(Records from a dataset)
——————————

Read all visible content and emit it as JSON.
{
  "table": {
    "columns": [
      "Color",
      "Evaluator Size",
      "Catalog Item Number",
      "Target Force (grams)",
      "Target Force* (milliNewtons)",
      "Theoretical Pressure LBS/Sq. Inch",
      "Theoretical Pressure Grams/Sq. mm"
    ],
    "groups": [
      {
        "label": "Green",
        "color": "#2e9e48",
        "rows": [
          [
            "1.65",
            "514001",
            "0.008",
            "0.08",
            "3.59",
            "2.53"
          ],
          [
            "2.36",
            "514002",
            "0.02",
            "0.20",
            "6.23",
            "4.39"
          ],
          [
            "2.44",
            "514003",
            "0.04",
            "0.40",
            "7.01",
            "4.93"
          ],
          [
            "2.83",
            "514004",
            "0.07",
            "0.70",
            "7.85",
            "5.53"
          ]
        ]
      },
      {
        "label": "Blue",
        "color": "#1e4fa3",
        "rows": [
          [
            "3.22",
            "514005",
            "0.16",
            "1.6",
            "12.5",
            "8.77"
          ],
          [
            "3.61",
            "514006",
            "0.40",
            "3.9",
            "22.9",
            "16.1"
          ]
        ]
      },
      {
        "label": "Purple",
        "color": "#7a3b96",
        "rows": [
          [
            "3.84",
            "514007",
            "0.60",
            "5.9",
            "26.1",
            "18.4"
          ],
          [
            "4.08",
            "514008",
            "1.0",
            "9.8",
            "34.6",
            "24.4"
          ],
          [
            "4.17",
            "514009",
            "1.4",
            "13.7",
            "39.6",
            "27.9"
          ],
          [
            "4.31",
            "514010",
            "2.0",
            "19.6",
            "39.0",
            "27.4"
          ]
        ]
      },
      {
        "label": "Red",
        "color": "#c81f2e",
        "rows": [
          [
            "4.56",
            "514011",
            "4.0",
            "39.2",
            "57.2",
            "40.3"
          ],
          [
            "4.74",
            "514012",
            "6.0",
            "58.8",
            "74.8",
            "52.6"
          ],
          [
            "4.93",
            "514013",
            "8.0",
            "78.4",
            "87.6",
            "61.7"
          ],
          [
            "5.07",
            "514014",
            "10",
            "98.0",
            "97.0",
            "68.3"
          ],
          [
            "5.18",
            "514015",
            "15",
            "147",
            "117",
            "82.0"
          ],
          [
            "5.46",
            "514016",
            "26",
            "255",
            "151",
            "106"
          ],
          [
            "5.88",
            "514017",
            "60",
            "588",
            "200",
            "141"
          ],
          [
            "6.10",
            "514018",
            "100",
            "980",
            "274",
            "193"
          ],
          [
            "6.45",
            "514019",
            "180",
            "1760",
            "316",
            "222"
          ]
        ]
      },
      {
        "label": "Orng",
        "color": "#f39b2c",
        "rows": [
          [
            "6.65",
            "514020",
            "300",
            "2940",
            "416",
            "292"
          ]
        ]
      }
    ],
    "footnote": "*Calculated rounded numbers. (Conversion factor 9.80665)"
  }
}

——————————

Go through the records and copy each line with "Pressure" in it.

      "Theoretical Pressure LBS/Sq. Inch",
      "Theoretical Pressure Grams/Sq. mm"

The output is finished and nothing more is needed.